- What is asked:
Without the images, output each record below as it stands.

** Start of Material shown **

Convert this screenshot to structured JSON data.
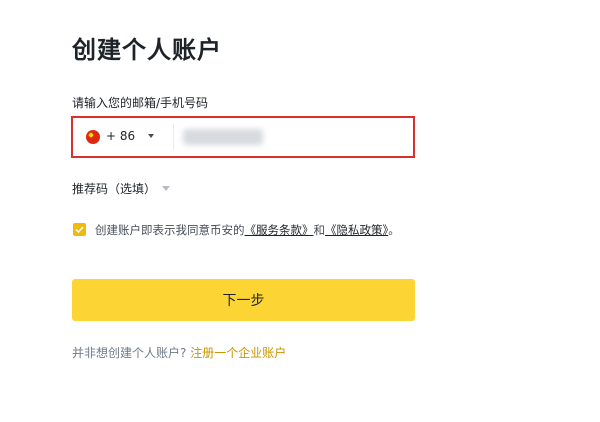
{
  "page": {
    "title": "创建个人账户"
  },
  "phone_field": {
    "label": "请输入您的邮箱/手机号码",
    "country_flag": "china-flag-icon",
    "dial_code": "+ 86",
    "value": ""
  },
  "referral": {
    "label": "推荐码（选填）"
  },
  "agreement": {
    "checked": true,
    "text_before": "创建账户即表示我同意币安的",
    "terms_link": "《服务条款》",
    "text_and": "和",
    "privacy_link": "《隐私政策》",
    "text_end": "。"
  },
  "next_button": {
    "label": "下一步"
  },
  "footer": {
    "prompt": "并非想创建个人账户?",
    "link": "注册一个企业账户"
  },
  "colors": {
    "accent_yellow": "#fcd535",
    "checkbox_yellow": "#f0b90b",
    "error_border": "#d9302c",
    "link_gold": "#c99400"
  }
}
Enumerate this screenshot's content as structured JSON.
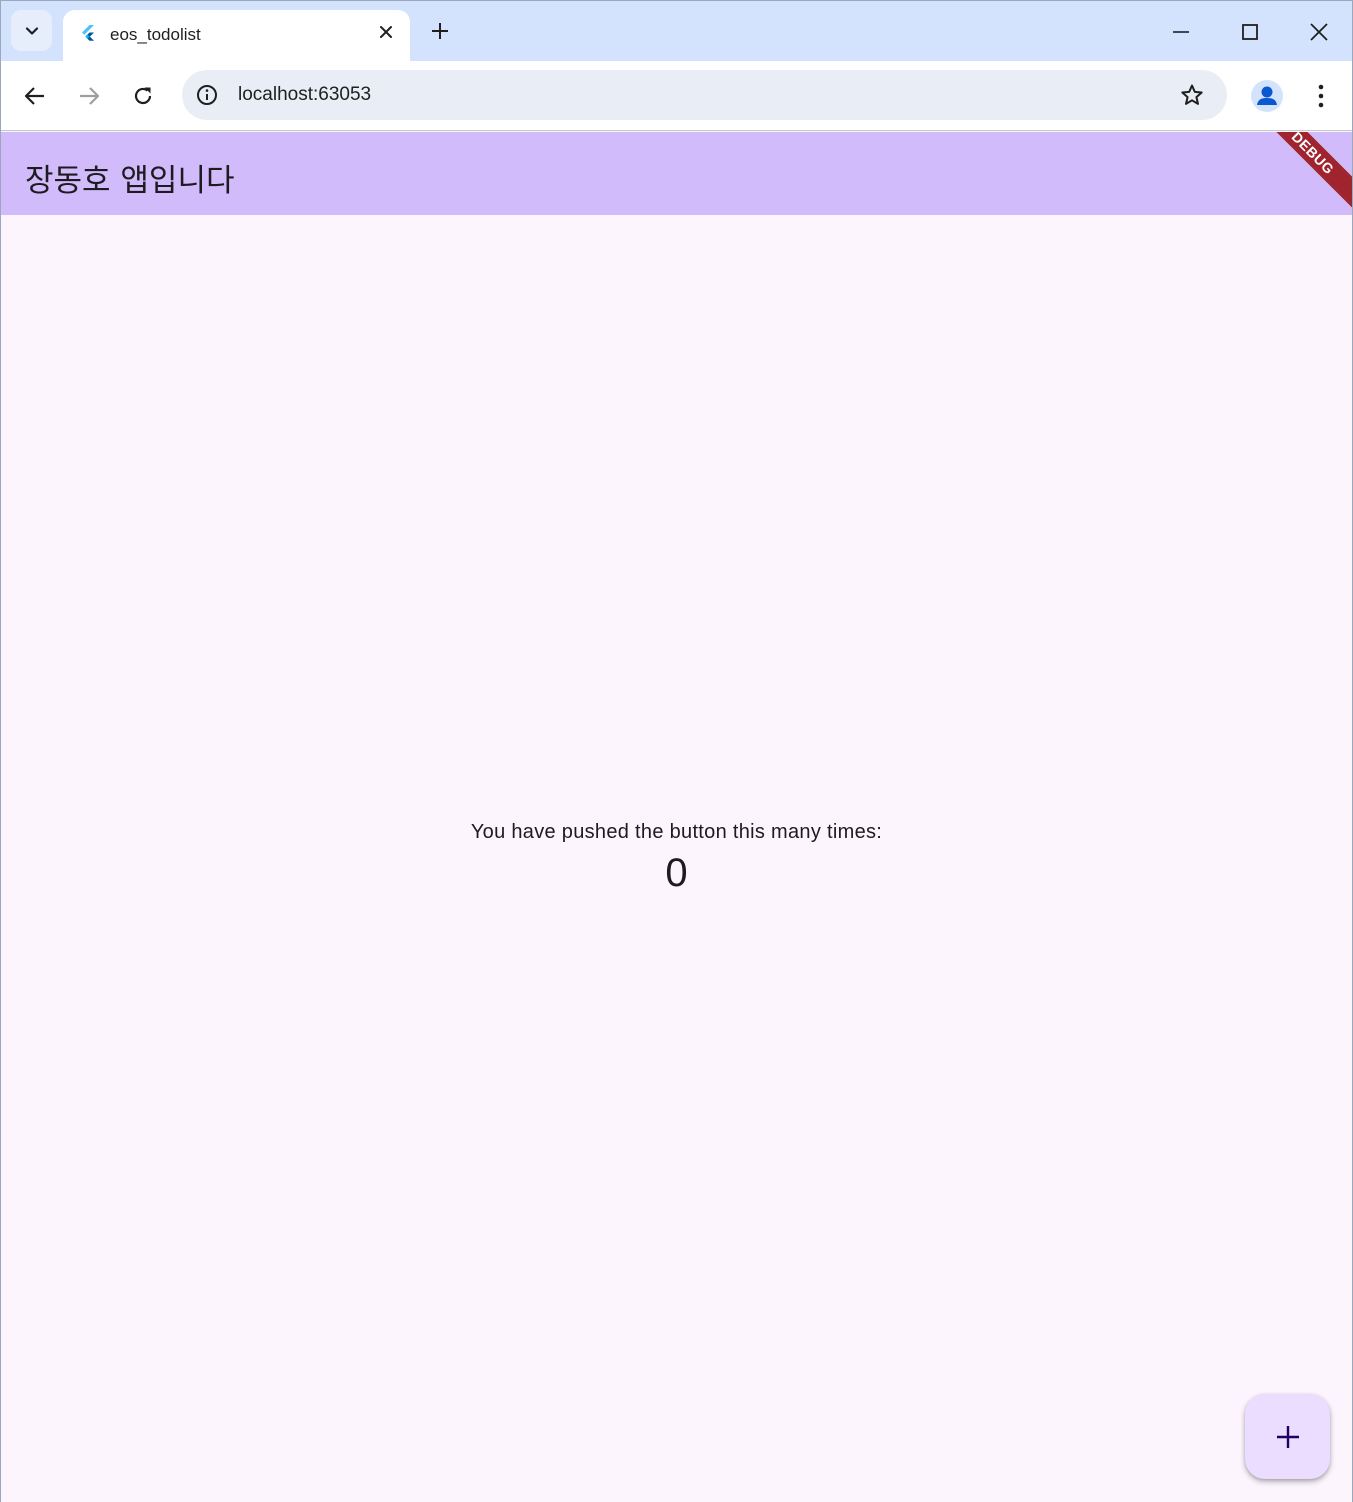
{
  "browser": {
    "tab": {
      "title": "eos_todolist"
    },
    "address_bar": {
      "url": "localhost:63053"
    }
  },
  "app": {
    "appbar_title": "장동호 앱입니다",
    "debug_banner": "DEBUG",
    "counter_label": "You have pushed the button this many times:",
    "counter_value": "0",
    "fab_icon": "add-icon"
  },
  "colors": {
    "tabstrip": "#d3e3fd",
    "appbar": "#d1bbfb",
    "background": "#fcf5fd",
    "fab": "#eaddff",
    "debug_banner": "#a0242e"
  }
}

** End of Material shown **

- Expected output:
Convert this screenshot to structured JSON data.
{
  "page": {
    "title": "创建个人账户"
  },
  "phone_field": {
    "label": "请输入您的邮箱/手机号码",
    "country_flag": "china-flag-icon",
    "dial_code": "+ 86",
    "value": ""
  },
  "referral": {
    "label": "推荐码（选填）"
  },
  "agreement": {
    "checked": true,
    "text_before": "创建账户即表示我同意币安的",
    "terms_link": "《服务条款》",
    "text_and": "和",
    "privacy_link": "《隐私政策》",
    "text_end": "。"
  },
  "next_button": {
    "label": "下一步"
  },
  "footer": {
    "prompt": "并非想创建个人账户?",
    "link": "注册一个企业账户"
  },
  "colors": {
    "accent_yellow": "#fcd535",
    "checkbox_yellow": "#f0b90b",
    "error_border": "#d9302c",
    "link_gold": "#c99400"
  }
}
Enumerate this screenshot's content as structured JSON.
{
  "browser": {
    "tab": {
      "title": "eos_todolist"
    },
    "address_bar": {
      "url": "localhost:63053"
    }
  },
  "app": {
    "appbar_title": "장동호 앱입니다",
    "debug_banner": "DEBUG",
    "counter_label": "You have pushed the button this many times:",
    "counter_value": "0",
    "fab_icon": "add-icon"
  },
  "colors": {
    "tabstrip": "#d3e3fd",
    "appbar": "#d1bbfb",
    "background": "#fcf5fd",
    "fab": "#eaddff",
    "debug_banner": "#a0242e"
  }
}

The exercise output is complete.